* [EXERCISE BRIEF]: Below is a listing. Gather each line of it that contains "alcohol".

* [DATA EXCERPTS]:
_____
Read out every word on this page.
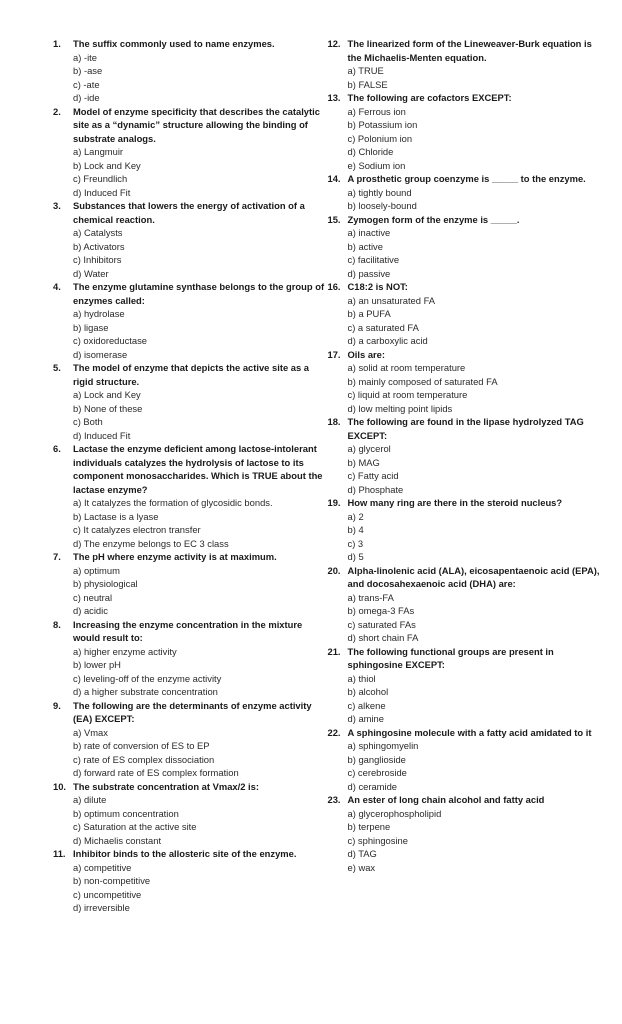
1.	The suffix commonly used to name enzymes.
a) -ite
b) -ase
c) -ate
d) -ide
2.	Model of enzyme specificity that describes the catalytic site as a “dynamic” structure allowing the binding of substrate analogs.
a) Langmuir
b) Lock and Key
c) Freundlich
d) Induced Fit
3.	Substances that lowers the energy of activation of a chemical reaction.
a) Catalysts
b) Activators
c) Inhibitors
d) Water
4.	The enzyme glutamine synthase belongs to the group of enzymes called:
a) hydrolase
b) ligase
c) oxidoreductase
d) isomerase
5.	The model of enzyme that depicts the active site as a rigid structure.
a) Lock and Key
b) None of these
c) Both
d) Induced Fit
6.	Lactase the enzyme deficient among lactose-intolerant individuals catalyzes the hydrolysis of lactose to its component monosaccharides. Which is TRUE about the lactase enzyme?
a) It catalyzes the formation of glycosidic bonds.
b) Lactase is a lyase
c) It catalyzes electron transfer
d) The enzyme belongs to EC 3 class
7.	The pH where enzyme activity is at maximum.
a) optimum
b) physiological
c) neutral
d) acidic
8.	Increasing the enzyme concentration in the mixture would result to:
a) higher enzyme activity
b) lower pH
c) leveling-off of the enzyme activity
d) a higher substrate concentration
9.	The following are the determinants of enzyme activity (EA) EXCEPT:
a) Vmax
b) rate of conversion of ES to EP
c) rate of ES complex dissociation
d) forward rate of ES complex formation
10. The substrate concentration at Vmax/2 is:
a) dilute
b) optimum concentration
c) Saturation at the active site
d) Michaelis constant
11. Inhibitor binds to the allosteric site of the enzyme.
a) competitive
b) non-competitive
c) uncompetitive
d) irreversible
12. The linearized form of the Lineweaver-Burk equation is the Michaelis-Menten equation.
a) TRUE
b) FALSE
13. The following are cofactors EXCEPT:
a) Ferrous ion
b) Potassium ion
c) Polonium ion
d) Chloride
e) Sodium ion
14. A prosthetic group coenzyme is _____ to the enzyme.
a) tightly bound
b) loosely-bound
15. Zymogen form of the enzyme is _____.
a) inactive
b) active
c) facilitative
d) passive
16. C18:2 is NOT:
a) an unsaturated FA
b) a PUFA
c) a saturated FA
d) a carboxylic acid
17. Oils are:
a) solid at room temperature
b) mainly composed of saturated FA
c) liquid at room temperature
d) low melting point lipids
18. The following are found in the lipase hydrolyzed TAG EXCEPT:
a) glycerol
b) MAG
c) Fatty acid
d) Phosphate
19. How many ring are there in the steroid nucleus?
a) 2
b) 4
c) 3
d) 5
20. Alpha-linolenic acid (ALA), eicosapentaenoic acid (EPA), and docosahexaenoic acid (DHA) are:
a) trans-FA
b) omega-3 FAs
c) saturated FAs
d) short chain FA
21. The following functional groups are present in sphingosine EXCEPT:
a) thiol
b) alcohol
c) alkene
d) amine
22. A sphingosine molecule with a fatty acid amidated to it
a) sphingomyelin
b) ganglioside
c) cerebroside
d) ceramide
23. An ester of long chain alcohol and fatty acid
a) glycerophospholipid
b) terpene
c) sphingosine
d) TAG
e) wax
_____
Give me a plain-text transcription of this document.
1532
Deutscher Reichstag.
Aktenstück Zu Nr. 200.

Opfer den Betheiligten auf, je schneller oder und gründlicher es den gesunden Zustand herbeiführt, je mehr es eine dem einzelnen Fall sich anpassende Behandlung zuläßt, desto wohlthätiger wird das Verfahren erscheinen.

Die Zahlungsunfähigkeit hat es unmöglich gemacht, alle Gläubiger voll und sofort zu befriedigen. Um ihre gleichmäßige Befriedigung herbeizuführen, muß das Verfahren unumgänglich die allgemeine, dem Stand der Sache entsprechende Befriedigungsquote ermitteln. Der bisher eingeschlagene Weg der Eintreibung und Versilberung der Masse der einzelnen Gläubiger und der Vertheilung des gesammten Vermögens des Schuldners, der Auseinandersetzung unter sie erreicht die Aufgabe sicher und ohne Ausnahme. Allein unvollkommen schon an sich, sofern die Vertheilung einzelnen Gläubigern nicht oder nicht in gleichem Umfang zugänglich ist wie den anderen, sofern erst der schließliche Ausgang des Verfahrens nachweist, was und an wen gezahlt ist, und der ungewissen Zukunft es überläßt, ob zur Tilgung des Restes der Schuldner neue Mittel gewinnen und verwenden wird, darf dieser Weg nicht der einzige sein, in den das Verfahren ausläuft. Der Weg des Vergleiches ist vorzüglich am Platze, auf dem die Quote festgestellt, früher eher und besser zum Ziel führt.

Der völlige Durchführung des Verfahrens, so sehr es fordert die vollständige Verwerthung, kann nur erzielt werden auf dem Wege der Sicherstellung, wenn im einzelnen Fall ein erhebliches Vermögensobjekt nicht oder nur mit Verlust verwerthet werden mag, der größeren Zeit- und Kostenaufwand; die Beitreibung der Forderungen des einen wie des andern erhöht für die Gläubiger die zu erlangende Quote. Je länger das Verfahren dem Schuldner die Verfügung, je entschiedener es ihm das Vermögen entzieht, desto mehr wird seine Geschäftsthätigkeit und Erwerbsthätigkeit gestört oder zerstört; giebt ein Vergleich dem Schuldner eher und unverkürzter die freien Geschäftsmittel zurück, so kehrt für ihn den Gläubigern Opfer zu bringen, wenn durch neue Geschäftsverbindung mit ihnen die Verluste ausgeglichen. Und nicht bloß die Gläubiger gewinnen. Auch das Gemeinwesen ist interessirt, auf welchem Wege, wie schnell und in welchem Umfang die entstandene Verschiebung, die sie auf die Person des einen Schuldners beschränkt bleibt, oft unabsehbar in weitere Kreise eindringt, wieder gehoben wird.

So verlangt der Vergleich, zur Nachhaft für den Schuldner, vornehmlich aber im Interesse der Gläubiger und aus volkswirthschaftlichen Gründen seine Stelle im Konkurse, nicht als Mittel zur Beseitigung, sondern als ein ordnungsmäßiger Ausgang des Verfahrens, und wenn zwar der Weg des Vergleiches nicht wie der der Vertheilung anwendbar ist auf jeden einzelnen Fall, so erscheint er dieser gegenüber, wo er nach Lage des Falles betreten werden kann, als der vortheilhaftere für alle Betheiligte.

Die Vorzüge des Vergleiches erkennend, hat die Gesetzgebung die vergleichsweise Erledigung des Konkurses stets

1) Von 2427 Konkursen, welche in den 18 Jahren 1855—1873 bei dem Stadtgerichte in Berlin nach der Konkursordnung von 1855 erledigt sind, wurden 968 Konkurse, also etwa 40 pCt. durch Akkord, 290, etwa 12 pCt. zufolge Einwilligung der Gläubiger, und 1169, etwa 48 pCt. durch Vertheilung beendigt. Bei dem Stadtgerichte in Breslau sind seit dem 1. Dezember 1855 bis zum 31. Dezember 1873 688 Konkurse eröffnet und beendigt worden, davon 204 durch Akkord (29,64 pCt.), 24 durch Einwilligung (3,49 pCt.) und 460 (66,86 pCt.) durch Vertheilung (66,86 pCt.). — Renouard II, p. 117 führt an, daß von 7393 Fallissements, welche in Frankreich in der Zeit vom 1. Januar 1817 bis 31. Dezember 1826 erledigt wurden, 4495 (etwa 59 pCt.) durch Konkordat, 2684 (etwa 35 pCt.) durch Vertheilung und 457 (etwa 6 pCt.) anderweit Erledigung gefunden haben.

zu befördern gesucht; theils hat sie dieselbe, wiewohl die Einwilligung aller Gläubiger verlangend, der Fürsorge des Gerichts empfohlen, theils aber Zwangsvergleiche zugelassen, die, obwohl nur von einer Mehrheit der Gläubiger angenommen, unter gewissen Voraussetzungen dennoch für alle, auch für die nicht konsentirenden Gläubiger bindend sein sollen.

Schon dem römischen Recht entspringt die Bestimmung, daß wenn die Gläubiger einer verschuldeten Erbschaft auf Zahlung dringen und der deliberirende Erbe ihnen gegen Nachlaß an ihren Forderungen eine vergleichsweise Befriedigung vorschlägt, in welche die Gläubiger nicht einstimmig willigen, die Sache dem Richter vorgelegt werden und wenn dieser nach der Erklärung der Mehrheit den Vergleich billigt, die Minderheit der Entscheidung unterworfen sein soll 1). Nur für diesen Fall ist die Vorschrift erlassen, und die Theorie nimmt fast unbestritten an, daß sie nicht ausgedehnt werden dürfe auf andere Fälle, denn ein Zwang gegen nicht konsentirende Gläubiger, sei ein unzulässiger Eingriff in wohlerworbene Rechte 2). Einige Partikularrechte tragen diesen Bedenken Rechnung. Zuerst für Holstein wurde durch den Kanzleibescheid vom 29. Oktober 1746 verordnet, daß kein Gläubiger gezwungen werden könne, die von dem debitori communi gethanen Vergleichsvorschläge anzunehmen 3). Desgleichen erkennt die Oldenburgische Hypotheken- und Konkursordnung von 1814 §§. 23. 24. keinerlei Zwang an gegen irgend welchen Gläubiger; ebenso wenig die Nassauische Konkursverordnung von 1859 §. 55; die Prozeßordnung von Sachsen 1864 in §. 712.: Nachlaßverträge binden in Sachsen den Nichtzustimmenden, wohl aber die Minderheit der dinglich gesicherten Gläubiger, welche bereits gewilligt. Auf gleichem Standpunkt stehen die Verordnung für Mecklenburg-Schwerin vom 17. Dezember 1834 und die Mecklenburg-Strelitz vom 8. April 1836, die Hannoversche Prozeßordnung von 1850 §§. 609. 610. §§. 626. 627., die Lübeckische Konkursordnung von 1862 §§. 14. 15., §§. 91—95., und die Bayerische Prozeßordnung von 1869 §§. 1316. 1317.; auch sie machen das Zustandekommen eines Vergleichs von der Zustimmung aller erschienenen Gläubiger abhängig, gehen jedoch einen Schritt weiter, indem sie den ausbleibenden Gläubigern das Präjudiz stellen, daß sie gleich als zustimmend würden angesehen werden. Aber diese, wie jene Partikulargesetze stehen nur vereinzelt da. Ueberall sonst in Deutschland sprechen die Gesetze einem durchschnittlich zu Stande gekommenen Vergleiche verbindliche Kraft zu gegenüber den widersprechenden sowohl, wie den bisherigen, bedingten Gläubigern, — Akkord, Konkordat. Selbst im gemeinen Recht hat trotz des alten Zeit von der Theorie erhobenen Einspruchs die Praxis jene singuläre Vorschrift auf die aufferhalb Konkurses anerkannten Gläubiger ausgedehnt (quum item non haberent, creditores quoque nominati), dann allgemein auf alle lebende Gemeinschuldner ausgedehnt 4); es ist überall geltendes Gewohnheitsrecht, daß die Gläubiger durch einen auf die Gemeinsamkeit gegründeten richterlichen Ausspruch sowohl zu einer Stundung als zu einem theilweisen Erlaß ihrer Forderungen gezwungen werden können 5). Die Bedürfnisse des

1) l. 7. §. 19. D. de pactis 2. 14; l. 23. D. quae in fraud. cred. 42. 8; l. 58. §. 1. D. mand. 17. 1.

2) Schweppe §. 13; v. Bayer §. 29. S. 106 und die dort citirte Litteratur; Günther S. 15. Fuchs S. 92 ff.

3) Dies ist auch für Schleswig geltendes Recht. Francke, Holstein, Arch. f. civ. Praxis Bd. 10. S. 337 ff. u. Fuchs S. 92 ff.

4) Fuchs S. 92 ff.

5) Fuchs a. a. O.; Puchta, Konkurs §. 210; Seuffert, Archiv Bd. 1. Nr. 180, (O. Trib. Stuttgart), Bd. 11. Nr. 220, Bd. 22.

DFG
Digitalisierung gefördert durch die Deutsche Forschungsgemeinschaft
_____
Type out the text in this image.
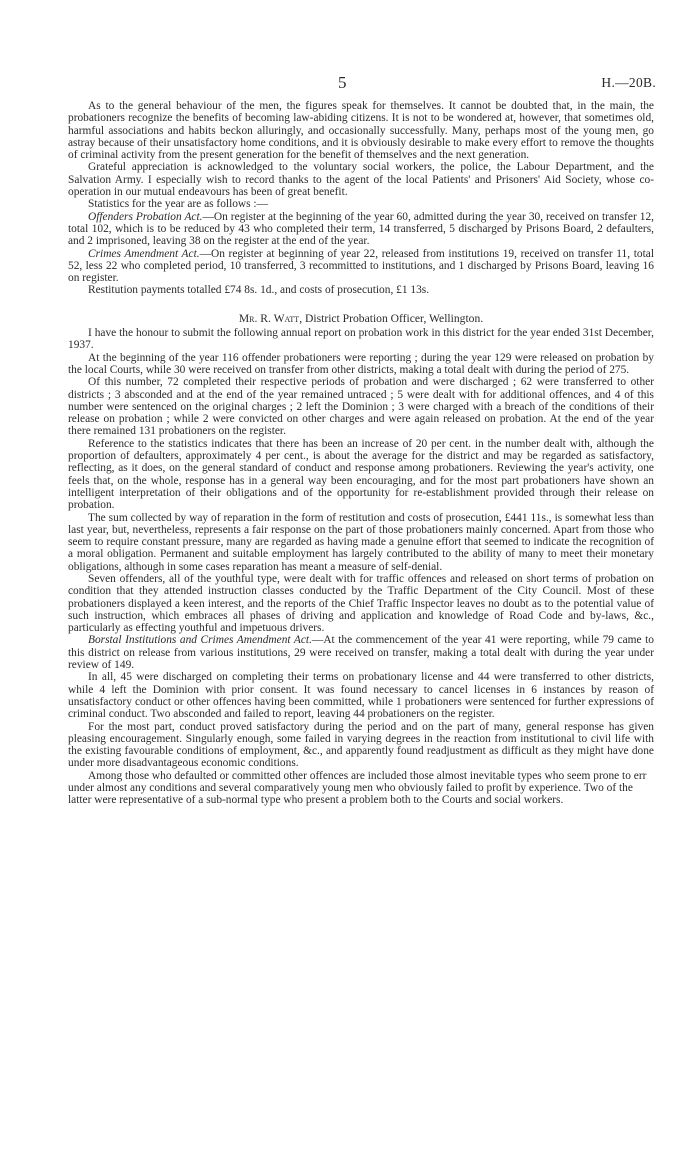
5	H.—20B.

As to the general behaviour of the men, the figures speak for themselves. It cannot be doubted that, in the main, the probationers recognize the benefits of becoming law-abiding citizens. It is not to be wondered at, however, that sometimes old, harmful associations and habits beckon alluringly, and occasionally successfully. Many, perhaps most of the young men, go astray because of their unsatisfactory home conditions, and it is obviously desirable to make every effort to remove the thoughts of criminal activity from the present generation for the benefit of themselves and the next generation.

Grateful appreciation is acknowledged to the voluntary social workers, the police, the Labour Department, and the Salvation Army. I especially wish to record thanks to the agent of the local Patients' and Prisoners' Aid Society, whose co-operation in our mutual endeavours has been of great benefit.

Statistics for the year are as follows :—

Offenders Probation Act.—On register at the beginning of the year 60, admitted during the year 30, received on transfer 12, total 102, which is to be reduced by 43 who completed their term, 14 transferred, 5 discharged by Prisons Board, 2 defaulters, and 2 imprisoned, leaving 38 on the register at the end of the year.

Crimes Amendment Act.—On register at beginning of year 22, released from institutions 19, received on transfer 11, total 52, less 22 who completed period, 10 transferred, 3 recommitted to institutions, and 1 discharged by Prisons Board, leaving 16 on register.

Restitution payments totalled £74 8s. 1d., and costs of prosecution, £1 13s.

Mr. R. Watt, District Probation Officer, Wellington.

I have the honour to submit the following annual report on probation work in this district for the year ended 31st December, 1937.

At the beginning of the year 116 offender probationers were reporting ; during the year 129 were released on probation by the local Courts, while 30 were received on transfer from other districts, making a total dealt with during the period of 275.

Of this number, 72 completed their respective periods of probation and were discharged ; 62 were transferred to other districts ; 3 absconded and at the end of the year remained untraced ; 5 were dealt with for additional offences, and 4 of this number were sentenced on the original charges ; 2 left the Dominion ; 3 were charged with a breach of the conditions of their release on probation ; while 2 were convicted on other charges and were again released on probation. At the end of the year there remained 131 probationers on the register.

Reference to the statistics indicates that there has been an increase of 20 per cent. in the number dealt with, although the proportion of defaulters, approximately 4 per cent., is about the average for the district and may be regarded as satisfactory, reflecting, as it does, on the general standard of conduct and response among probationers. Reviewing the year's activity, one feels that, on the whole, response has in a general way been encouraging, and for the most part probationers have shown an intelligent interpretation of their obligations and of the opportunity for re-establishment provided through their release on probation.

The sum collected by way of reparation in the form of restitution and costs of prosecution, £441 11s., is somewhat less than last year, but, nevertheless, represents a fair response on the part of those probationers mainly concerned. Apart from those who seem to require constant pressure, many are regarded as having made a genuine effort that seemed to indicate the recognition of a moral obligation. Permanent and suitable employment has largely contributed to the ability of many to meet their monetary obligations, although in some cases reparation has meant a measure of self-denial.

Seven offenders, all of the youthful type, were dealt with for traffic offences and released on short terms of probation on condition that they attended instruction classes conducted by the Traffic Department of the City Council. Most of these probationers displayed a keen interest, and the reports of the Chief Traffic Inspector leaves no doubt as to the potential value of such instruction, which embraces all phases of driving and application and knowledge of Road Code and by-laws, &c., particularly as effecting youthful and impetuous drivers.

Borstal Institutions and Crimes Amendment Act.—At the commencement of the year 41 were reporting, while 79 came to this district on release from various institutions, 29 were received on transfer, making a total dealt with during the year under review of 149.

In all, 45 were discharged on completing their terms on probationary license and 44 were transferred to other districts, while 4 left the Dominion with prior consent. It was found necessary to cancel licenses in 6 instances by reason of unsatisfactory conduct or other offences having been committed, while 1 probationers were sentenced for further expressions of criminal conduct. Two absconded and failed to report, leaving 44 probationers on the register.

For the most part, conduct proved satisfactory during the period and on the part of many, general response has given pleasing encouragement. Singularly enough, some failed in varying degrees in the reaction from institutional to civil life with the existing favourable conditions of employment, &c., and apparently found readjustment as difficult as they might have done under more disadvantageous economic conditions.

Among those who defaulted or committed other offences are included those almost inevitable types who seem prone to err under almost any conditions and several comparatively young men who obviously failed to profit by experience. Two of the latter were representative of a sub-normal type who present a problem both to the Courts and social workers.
_____
* [OUTPUT FOR THIS EXERCISE]:
b) alcohol
23. An ester of long chain alcohol and fatty acid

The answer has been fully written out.